* BEGIN *
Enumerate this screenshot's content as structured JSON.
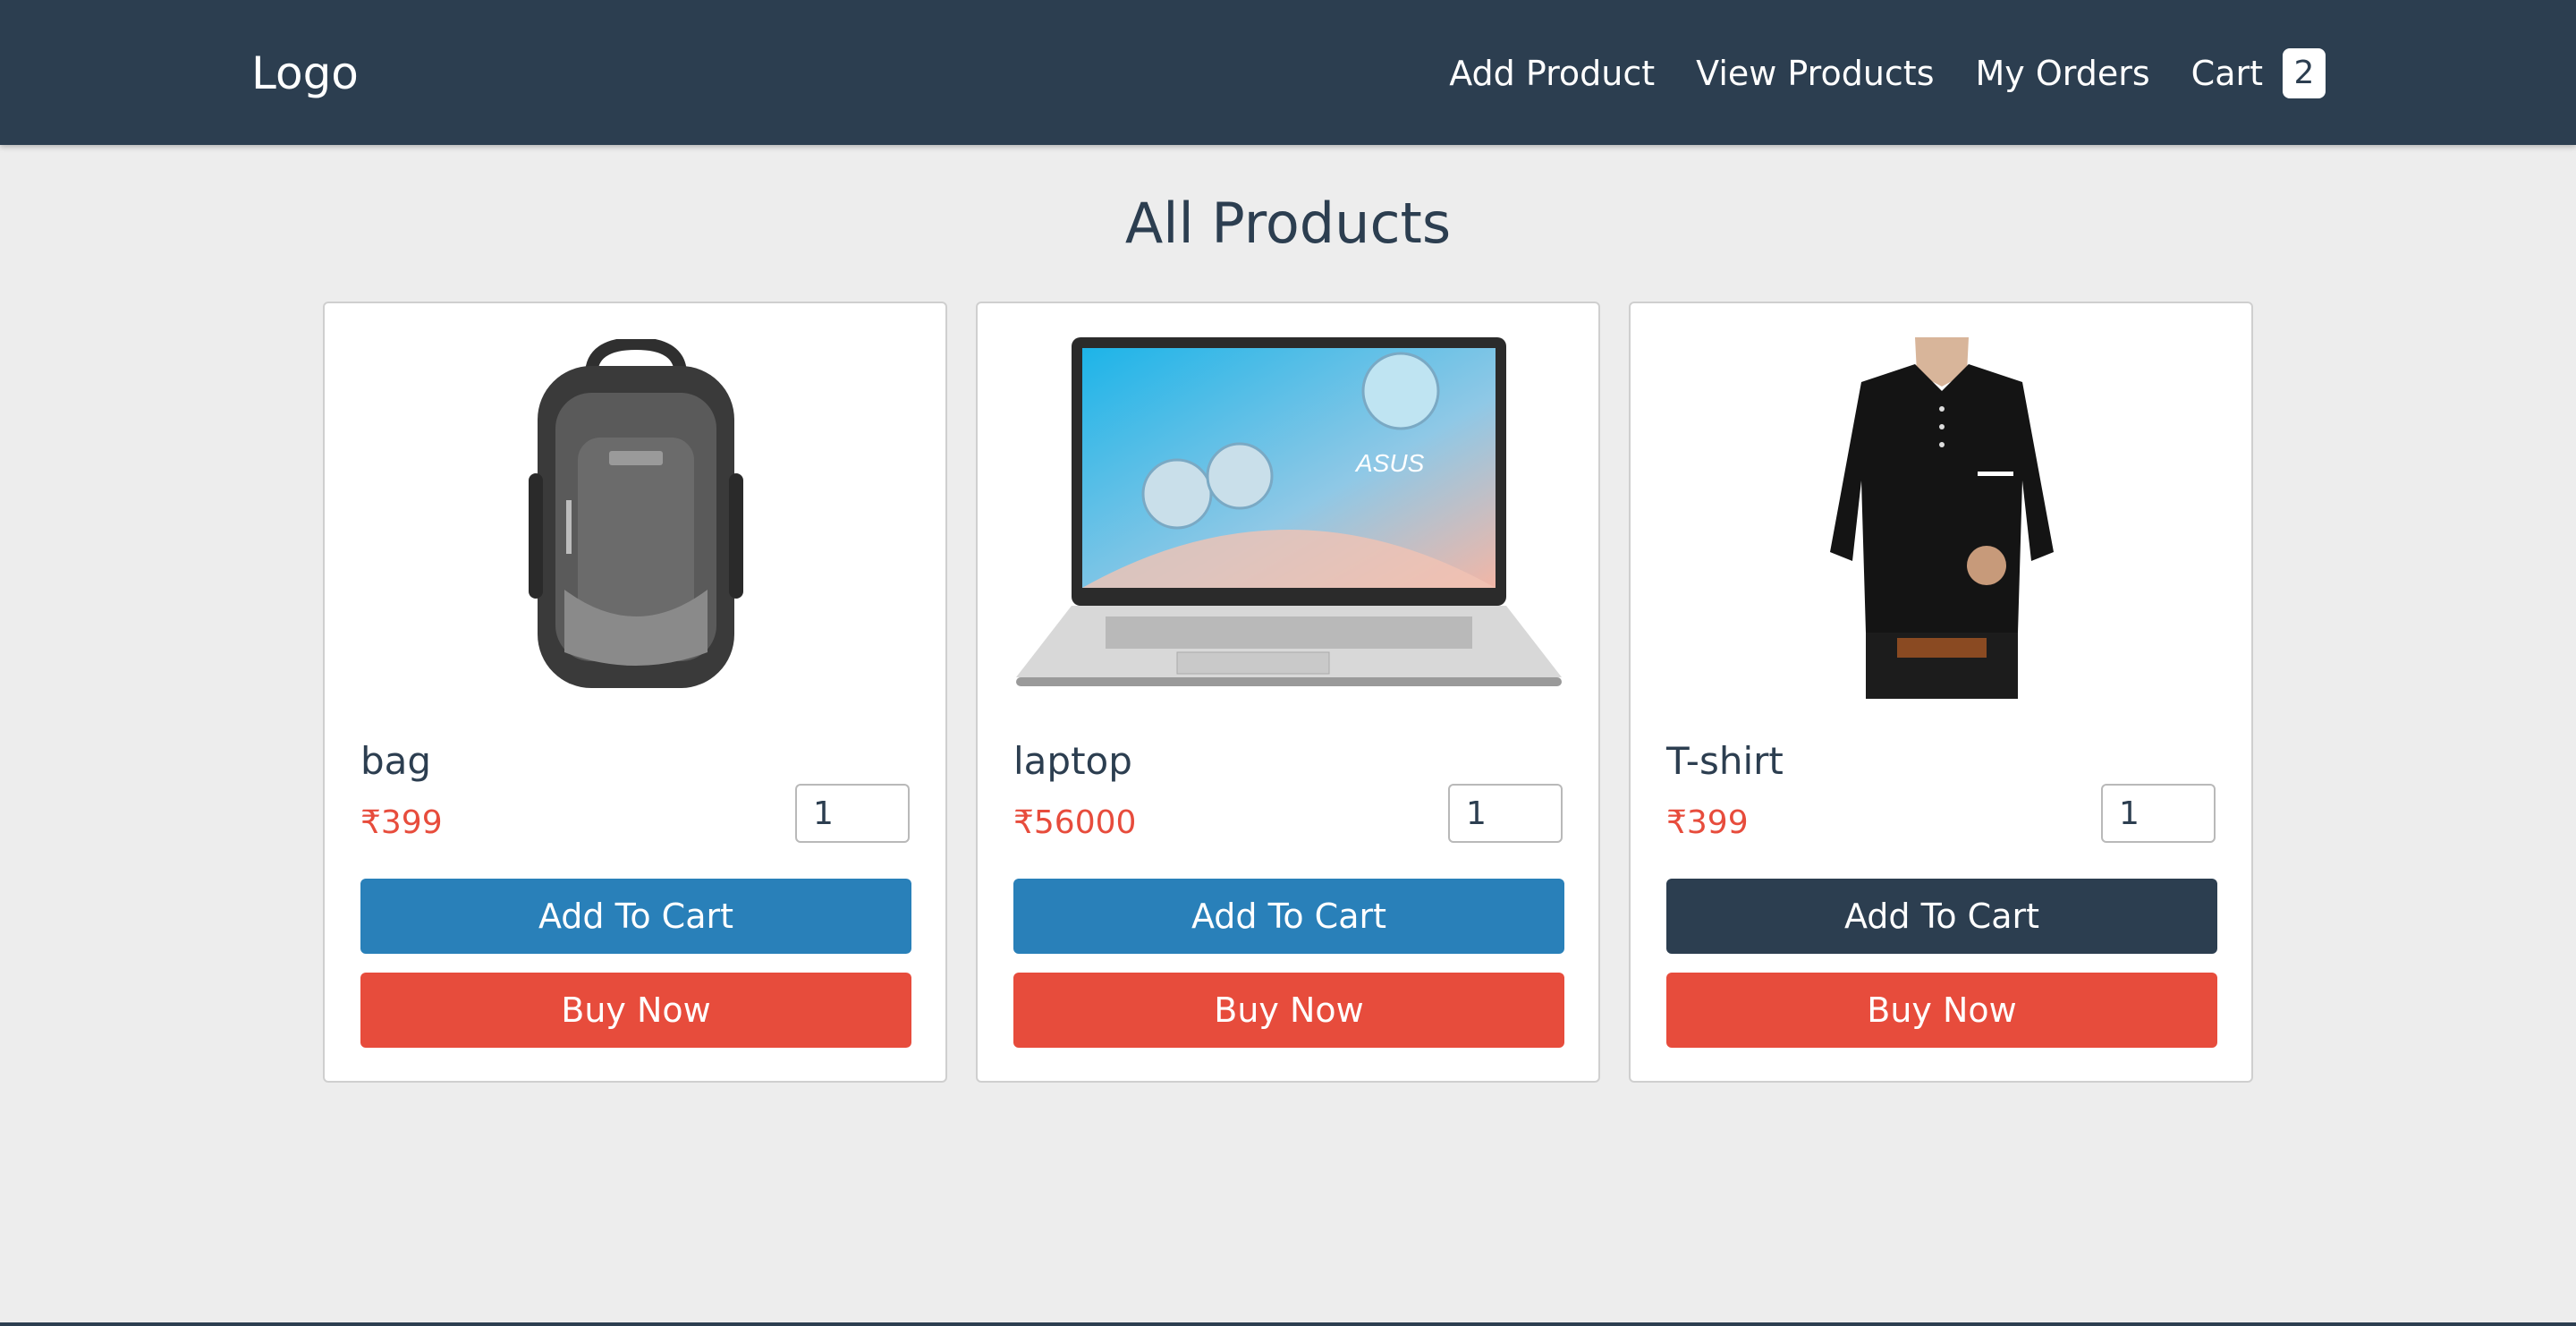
{
  "navbar": {
    "logo": "Logo",
    "links": [
      "Add Product",
      "View Products",
      "My Orders"
    ],
    "cart_label": "Cart",
    "cart_count": "2"
  },
  "page": {
    "title": "All Products"
  },
  "products": [
    {
      "name": "bag",
      "price": "₹399",
      "quantity": "1",
      "add_to_cart_label": "Add To Cart",
      "buy_now_label": "Buy Now",
      "image_icon": "backpack-image"
    },
    {
      "name": "laptop",
      "price": "₹56000",
      "quantity": "1",
      "add_to_cart_label": "Add To Cart",
      "buy_now_label": "Buy Now",
      "image_icon": "laptop-image",
      "brand_on_image": "ASUS"
    },
    {
      "name": "T-shirt",
      "price": "₹399",
      "quantity": "1",
      "add_to_cart_label": "Add To Cart",
      "buy_now_label": "Buy Now",
      "image_icon": "tshirt-image"
    }
  ],
  "colors": {
    "navbar": "#2c3e50",
    "accent_blue": "#2980b9",
    "accent_red": "#e74c3c",
    "page_bg": "#ededed"
  }
}
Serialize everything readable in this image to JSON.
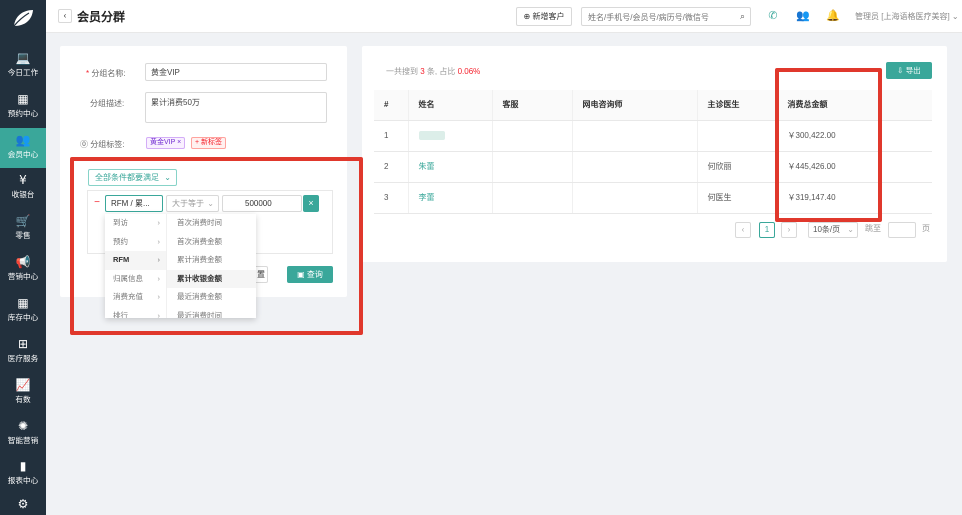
{
  "sidebar": {
    "items": [
      {
        "icon": "laptop-icon",
        "glyph": "💻",
        "label": "今日工作"
      },
      {
        "icon": "calendar-icon",
        "glyph": "▦",
        "label": "预约中心"
      },
      {
        "icon": "users-icon",
        "glyph": "👥",
        "label": "会员中心",
        "active": true
      },
      {
        "icon": "yen-icon",
        "glyph": "¥",
        "label": "收银台"
      },
      {
        "icon": "cart-icon",
        "glyph": "🛒",
        "label": "零售"
      },
      {
        "icon": "megaphone-icon",
        "glyph": "📢",
        "label": "营销中心"
      },
      {
        "icon": "grid-icon",
        "glyph": "▦",
        "label": "库存中心"
      },
      {
        "icon": "medkit-icon",
        "glyph": "⊞",
        "label": "医疗服务"
      },
      {
        "icon": "chart-line-icon",
        "glyph": "📈",
        "label": "有数"
      },
      {
        "icon": "brain-icon",
        "glyph": "✺",
        "label": "智能营销"
      },
      {
        "icon": "bar-chart-icon",
        "glyph": "▮",
        "label": "报表中心"
      },
      {
        "icon": "gear-icon",
        "glyph": "⚙",
        "label": ""
      }
    ]
  },
  "header": {
    "back": "‹",
    "title": "会员分群",
    "new_customer": "新增客户",
    "search_placeholder": "姓名/手机号/会员号/病历号/微信号",
    "admin": "管理员 [上海语格医疗美容]"
  },
  "form": {
    "name_label": "分组名称:",
    "name_value": "黄金VIP",
    "desc_label": "分组描述:",
    "desc_value": "累计消费50万",
    "tags_label": "分组标签:",
    "tag_vip": "黄金VIP ×",
    "tag_new": "+ 新标签",
    "condition_button": "全部条件都要满足",
    "field_select": "RFM / 累...",
    "operator_select": "大于等于",
    "amount_value": "500000",
    "query_button": "查询",
    "reset_button": "置"
  },
  "cascader": {
    "level1": [
      "到访",
      "预约",
      "RFM",
      "归属信息",
      "消费充值",
      "排行"
    ],
    "level2": [
      "首次消费时间",
      "首次消费金额",
      "累计消费金额",
      "累计收银金额",
      "最近消费金额",
      "最近消费时间"
    ]
  },
  "results": {
    "summary_prefix": "一共搜到",
    "summary_count": "3",
    "summary_mid": "条, 占比",
    "summary_ratio": "0.06%",
    "export_button": "导出",
    "columns": [
      "#",
      "姓名",
      "客服",
      "网电咨询师",
      "主诊医生",
      "消费总金额"
    ],
    "rows": [
      {
        "index": "1",
        "name": "",
        "service": "",
        "consultant": "",
        "doctor": "",
        "total": "￥300,422.00"
      },
      {
        "index": "2",
        "name": "朱蕾",
        "service": "",
        "consultant": "",
        "doctor": "何欣丽",
        "total": "￥445,426.00"
      },
      {
        "index": "3",
        "name": "李蕾",
        "service": "",
        "consultant": "",
        "doctor": "何医生",
        "total": "￥319,147.40"
      }
    ]
  },
  "pagination": {
    "current_page": "1",
    "page_size": "10条/页",
    "jump_label": "跳至",
    "page_suffix": "页"
  },
  "colors": {
    "sidebar": "#22303d",
    "accent": "#3aa79a",
    "highlight_box": "#e0382c"
  }
}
* END *
> **PROBLEM STATEMENT**: All preceding records should be duplicated verbatim, images excepted.

> **FINISHED TASK**:
Enumerate this screenshot's content as structured JSON.
{
  "navbar": {
    "logo": "Logo",
    "links": [
      "Add Product",
      "View Products",
      "My Orders"
    ],
    "cart_label": "Cart",
    "cart_count": "2"
  },
  "page": {
    "title": "All Products"
  },
  "products": [
    {
      "name": "bag",
      "price": "₹399",
      "quantity": "1",
      "add_to_cart_label": "Add To Cart",
      "buy_now_label": "Buy Now",
      "image_icon": "backpack-image"
    },
    {
      "name": "laptop",
      "price": "₹56000",
      "quantity": "1",
      "add_to_cart_label": "Add To Cart",
      "buy_now_label": "Buy Now",
      "image_icon": "laptop-image",
      "brand_on_image": "ASUS"
    },
    {
      "name": "T-shirt",
      "price": "₹399",
      "quantity": "1",
      "add_to_cart_label": "Add To Cart",
      "buy_now_label": "Buy Now",
      "image_icon": "tshirt-image"
    }
  ],
  "colors": {
    "navbar": "#2c3e50",
    "accent_blue": "#2980b9",
    "accent_red": "#e74c3c",
    "page_bg": "#ededed"
  }
}
Serialize everything readable in this image to JSON.
{
  "sidebar": {
    "items": [
      {
        "icon": "laptop-icon",
        "glyph": "💻",
        "label": "今日工作"
      },
      {
        "icon": "calendar-icon",
        "glyph": "▦",
        "label": "预约中心"
      },
      {
        "icon": "users-icon",
        "glyph": "👥",
        "label": "会员中心",
        "active": true
      },
      {
        "icon": "yen-icon",
        "glyph": "¥",
        "label": "收银台"
      },
      {
        "icon": "cart-icon",
        "glyph": "🛒",
        "label": "零售"
      },
      {
        "icon": "megaphone-icon",
        "glyph": "📢",
        "label": "营销中心"
      },
      {
        "icon": "grid-icon",
        "glyph": "▦",
        "label": "库存中心"
      },
      {
        "icon": "medkit-icon",
        "glyph": "⊞",
        "label": "医疗服务"
      },
      {
        "icon": "chart-line-icon",
        "glyph": "📈",
        "label": "有数"
      },
      {
        "icon": "brain-icon",
        "glyph": "✺",
        "label": "智能营销"
      },
      {
        "icon": "bar-chart-icon",
        "glyph": "▮",
        "label": "报表中心"
      },
      {
        "icon": "gear-icon",
        "glyph": "⚙",
        "label": ""
      }
    ]
  },
  "header": {
    "back": "‹",
    "title": "会员分群",
    "new_customer": "新增客户",
    "search_placeholder": "姓名/手机号/会员号/病历号/微信号",
    "admin": "管理员 [上海语格医疗美容]"
  },
  "form": {
    "name_label": "分组名称:",
    "name_value": "黄金VIP",
    "desc_label": "分组描述:",
    "desc_value": "累计消费50万",
    "tags_label": "分组标签:",
    "tag_vip": "黄金VIP ×",
    "tag_new": "+ 新标签",
    "condition_button": "全部条件都要满足",
    "field_select": "RFM / 累...",
    "operator_select": "大于等于",
    "amount_value": "500000",
    "query_button": "查询",
    "reset_button": "置"
  },
  "cascader": {
    "level1": [
      "到访",
      "预约",
      "RFM",
      "归属信息",
      "消费充值",
      "排行"
    ],
    "level2": [
      "首次消费时间",
      "首次消费金额",
      "累计消费金额",
      "累计收银金额",
      "最近消费金额",
      "最近消费时间"
    ]
  },
  "results": {
    "summary_prefix": "一共搜到",
    "summary_count": "3",
    "summary_mid": "条, 占比",
    "summary_ratio": "0.06%",
    "export_button": "导出",
    "columns": [
      "#",
      "姓名",
      "客服",
      "网电咨询师",
      "主诊医生",
      "消费总金额"
    ],
    "rows": [
      {
        "index": "1",
        "name": "",
        "service": "",
        "consultant": "",
        "doctor": "",
        "total": "￥300,422.00"
      },
      {
        "index": "2",
        "name": "朱蕾",
        "service": "",
        "consultant": "",
        "doctor": "何欣丽",
        "total": "￥445,426.00"
      },
      {
        "index": "3",
        "name": "李蕾",
        "service": "",
        "consultant": "",
        "doctor": "何医生",
        "total": "￥319,147.40"
      }
    ]
  },
  "pagination": {
    "current_page": "1",
    "page_size": "10条/页",
    "jump_label": "跳至",
    "page_suffix": "页"
  },
  "colors": {
    "sidebar": "#22303d",
    "accent": "#3aa79a",
    "highlight_box": "#e0382c"
  }
}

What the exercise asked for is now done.